THE REQUEST.
Find and copy lines holding "screenshot".

AVAILABLE RECORDS.
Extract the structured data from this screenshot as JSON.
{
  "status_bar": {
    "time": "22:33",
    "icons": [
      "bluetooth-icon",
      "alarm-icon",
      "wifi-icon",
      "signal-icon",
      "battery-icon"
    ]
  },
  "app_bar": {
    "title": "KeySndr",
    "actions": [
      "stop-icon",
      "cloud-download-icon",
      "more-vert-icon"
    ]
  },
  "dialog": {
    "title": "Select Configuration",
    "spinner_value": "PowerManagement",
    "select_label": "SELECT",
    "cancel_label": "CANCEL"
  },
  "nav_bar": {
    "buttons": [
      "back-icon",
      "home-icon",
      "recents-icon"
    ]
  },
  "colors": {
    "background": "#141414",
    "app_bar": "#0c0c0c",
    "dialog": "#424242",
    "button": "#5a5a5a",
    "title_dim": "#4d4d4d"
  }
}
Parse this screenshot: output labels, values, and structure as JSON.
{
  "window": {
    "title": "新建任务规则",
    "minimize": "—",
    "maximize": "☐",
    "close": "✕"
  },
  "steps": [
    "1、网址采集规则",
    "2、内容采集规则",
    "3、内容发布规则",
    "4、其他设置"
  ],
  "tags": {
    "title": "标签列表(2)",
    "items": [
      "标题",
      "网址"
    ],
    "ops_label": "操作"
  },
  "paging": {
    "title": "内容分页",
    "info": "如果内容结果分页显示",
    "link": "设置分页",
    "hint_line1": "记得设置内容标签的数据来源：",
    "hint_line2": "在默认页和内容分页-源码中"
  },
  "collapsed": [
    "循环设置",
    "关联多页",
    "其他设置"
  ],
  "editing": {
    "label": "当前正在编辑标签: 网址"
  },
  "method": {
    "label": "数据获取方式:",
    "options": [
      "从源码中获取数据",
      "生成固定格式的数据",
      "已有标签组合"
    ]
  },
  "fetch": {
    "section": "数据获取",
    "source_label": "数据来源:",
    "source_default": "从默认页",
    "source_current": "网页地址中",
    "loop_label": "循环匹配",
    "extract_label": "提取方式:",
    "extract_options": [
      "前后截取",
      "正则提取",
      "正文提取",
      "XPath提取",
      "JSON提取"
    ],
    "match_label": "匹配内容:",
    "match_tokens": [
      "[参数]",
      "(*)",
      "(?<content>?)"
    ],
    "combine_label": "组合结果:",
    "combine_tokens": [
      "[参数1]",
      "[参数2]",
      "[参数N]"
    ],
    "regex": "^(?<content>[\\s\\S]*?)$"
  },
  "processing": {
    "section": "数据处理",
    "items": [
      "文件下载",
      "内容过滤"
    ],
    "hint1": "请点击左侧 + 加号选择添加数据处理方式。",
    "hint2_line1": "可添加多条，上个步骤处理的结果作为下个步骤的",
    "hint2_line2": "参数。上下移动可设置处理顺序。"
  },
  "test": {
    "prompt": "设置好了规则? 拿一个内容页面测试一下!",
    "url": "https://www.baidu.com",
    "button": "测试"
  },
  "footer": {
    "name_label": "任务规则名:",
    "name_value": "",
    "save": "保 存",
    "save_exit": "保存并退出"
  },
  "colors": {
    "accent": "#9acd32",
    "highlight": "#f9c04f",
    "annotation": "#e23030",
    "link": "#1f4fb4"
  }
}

RIGHT ANSWER.
Extract the structured data from this screenshot as JSON.
Parse this screenshot: output labels, values, and structure as JSON.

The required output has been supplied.